### Task input
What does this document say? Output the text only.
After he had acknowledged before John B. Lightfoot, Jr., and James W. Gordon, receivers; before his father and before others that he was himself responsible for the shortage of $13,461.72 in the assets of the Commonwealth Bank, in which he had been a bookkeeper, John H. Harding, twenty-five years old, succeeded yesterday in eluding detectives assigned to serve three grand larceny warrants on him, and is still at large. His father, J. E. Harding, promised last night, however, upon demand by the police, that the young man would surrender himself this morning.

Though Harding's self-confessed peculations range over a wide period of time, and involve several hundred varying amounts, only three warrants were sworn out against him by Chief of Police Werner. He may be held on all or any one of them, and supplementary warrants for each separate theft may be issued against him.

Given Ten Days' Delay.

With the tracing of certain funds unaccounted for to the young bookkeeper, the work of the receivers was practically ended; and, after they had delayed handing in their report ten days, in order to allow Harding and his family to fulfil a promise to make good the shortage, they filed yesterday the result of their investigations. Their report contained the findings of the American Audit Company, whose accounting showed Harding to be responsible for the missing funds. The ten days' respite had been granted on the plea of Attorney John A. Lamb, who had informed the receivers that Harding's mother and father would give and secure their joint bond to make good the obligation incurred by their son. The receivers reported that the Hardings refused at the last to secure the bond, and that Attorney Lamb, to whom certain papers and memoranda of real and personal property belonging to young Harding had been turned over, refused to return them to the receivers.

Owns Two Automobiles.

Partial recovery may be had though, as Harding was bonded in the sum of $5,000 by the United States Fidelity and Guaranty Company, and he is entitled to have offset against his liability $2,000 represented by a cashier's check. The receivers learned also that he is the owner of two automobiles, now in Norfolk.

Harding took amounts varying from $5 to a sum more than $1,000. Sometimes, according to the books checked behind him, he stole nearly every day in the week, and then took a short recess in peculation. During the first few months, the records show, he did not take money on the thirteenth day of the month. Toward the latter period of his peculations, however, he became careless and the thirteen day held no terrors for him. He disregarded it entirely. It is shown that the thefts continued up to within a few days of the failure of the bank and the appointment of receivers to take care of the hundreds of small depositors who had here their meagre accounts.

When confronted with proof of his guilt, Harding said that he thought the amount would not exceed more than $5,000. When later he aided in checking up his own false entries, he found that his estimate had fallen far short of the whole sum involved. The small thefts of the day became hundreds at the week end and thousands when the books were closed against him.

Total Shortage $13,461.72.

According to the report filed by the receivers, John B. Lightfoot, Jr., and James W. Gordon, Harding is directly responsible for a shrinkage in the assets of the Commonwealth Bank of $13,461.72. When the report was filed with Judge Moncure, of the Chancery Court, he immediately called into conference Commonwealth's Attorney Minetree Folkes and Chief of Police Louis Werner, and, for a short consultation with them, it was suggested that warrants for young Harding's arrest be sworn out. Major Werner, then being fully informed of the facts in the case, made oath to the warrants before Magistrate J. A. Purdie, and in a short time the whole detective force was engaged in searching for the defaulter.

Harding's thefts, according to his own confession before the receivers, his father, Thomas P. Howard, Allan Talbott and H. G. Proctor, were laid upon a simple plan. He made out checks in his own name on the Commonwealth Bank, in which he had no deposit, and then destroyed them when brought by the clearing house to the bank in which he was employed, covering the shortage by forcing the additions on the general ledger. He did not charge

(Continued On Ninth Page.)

### Task description
Return every entry exactly as given.

### Reply
What does this document say? Output the text only.
After he had acknowledged before John B. Lightfoot, Jr., and James W. Gordon, receivers; before his father and before others that he was himself responsible for the shortage of $13,461.72 in the assets of the Commonwealth Bank, in which he had been a bookkeeper, John H. Harding, twenty-five years old, succeeded yesterday in eluding detectives assigned to serve three grand larceny warrants on him, and is still at large. His father, J. E. Harding, promised last night, however, upon demand by the police, that the young man would surrender himself this morning.

Though Harding's self-confessed peculations range over a wide period of time, and involve several hundred varying amounts, only three warrants were sworn out against him by Chief of Police Werner. He may be held on all or any one of them, and supplementary warrants for each separate theft may be issued against him.

Given Ten Days' Delay.

With the tracing of certain funds unaccounted for to the young bookkeeper, the work of the receivers was practically ended; and, after they had delayed handing in their report ten days, in order to allow Harding and his family to fulfil a promise to make good the shortage, they filed yesterday the result of their investigations. Their report contained the findings of the American Audit Company, whose accounting showed Harding to be responsible for the missing funds. The ten days' respite had been granted on the plea of Attorney John A. Lamb, who had informed the receivers that Harding's mother and father would give and secure their joint bond to make good the obligation incurred by their son. The receivers reported that the Hardings refused at the last to secure the bond, and that Attorney Lamb, to whom certain papers and memoranda of real and personal property belonging to young Harding had been turned over, refused to return them to the receivers.

Owns Two Automobiles.

Partial recovery may be had though, as Harding was bonded in the sum of $5,000 by the United States Fidelity and Guaranty Company, and he is entitled to have offset against his liability $2,000 represented by a cashier's check. The receivers learned also that he is the owner of two automobiles, now in Norfolk.

Harding took amounts varying from $5 to a sum more than $1,000. Sometimes, according to the books checked behind him, he stole nearly every day in the week, and then took a short recess in peculation. During the first few months, the records show, he did not take money on the thirteenth day of the month. Toward the latter period of his peculations, however, he became careless and the thirteen day held no terrors for him. He disregarded it entirely. It is shown that the thefts continued up to within a few days of the failure of the bank and the appointment of receivers to take care of the hundreds of small depositors who had here their meagre accounts.

When confronted with proof of his guilt, Harding said that he thought the amount would not exceed more than $5,000. When later he aided in checking up his own false entries, he found that his estimate had fallen far short of the whole sum involved. The small thefts of the day became hundreds at the week end and thousands when the books were closed against him.

Total Shortage $13,461.72.

According to the report filed by the receivers, John B. Lightfoot, Jr., and James W. Gordon, Harding is directly responsible for a shrinkage in the assets of the Commonwealth Bank of $13,461.72. When the report was filed with Judge Moncure, of the Chancery Court, he immediately called into conference Commonwealth's Attorney Minetree Folkes and Chief of Police Louis Werner, and, for a short consultation with them, it was suggested that warrants for young Harding's arrest be sworn out. Major Werner, then being fully informed of the facts in the case, made oath to the warrants before Magistrate J. A. Purdie, and in a short time the whole detective force was engaged in searching for the defaulter.

Harding's thefts, according to his own confession before the receivers, his father, Thomas P. Howard, Allan Talbott and H. G. Proctor, were laid upon a simple plan. He made out checks in his own name on the Commonwealth Bank, in which he had no deposit, and then destroyed them when brought by the clearing house to the bank in which he was employed, covering the shortage by forcing the additions on the general ledger. He did not charge

(Continued On Ninth Page.)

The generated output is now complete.